<<<<

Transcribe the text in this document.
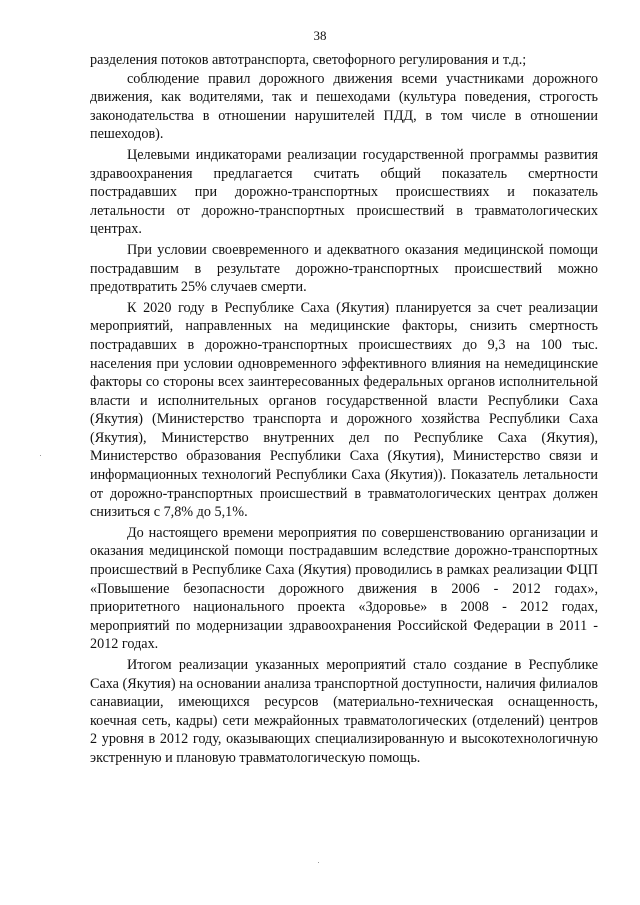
38

разделения потоков автотранспорта, светофорного регулирования и т.д.;

соблюдение правил дорожного движения всеми участниками дорожного движения, как водителями, так и пешеходами (культура поведения, строгость законодательства в отношении нарушителей ПДД, в том числе в отношении пешеходов).

Целевыми индикаторами реализации государственной программы развития здравоохранения предлагается считать общий показатель смертности пострадавших при дорожно-транспортных происшествиях и показатель летальности от дорожно-транспортных происшествий в травматологических центрах.

При условии своевременного и адекватного оказания медицинской помощи пострадавшим в результате дорожно-транспортных происшествий можно предотвратить 25% случаев смерти.

К 2020 году в Республике Саха (Якутия) планируется за счет реализации мероприятий, направленных на медицинские факторы, снизить смертность пострадавших в дорожно-транспортных происшествиях до 9,3 на 100 тыс. населения при условии одновременного эффективного влияния на немедицинские факторы со стороны всех заинтересованных федеральных органов исполнительной власти и исполнительных органов государственной власти Республики Саха (Якутия) (Министерство транспорта и дорожного хозяйства Республики Саха (Якутия), Министерство внутренних дел по Республике Саха (Якутия), Министерство образования Республики Саха (Якутия), Министерство связи и информационных технологий Республики Саха (Якутия)). Показатель летальности от дорожно-транспортных происшествий в травматологических центрах должен снизиться с 7,8% до 5,1%.

До настоящего времени мероприятия по совершенствованию организации и оказания медицинской помощи пострадавшим вследствие дорожно-транспортных происшествий в Республике Саха (Якутия) проводились в рамках реализации ФЦП «Повышение безопасности дорожного движения в 2006 - 2012 годах», приоритетного национального проекта «Здоровье» в 2008 - 2012 годах, мероприятий по модернизации здравоохранения Российской Федерации в 2011 - 2012 годах.

Итогом реализации указанных мероприятий стало создание в Республике Саха (Якутия) на основании анализа транспортной доступности, наличия филиалов санавиации, имеющихся ресурсов (материально-техническая оснащенность, коечная сеть, кадры) сети межрайонных травматологических (отделений) центров 2 уровня в 2012 году, оказывающих специализированную и высокотехнологичную экстренную и плановую травматологическую помощь.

>>>>

*Problem to work on*.
Select the lines that carry the string "происшествиях" and copy them.

*Response to the task*.
Целевыми индикаторами реализации государственной программы развития здравоохранения предлагается считать общий показатель смертности пострадавших при дорожно-транспортных происшествиях и показатель летальности от дорожно-транспортных происшествий в травматологических центрах.
К 2020 году в Республике Саха (Якутия) планируется за счет реализации мероприятий, направленных на медицинские факторы, снизить смертность пострадавших в дорожно-транспортных происшествиях до 9,3 на 100 тыс. населения при условии одновременного эффективного влияния на немедицинские факторы со стороны всех заинтересованных федеральных органов исполнительной власти и исполнительных органов государственной власти Республики Саха (Якутия) (Министерство транспорта и дорожного хозяйства Республики Саха (Якутия), Министерство внутренних дел по Республике Саха (Якутия), Министерство образования Республики Саха (Якутия), Министерство связи и информационных технологий Республики Саха (Якутия)). Показатель летальности от дорожно-транспортных происшествий в травматологических центрах должен снизиться с 7,8% до 5,1%.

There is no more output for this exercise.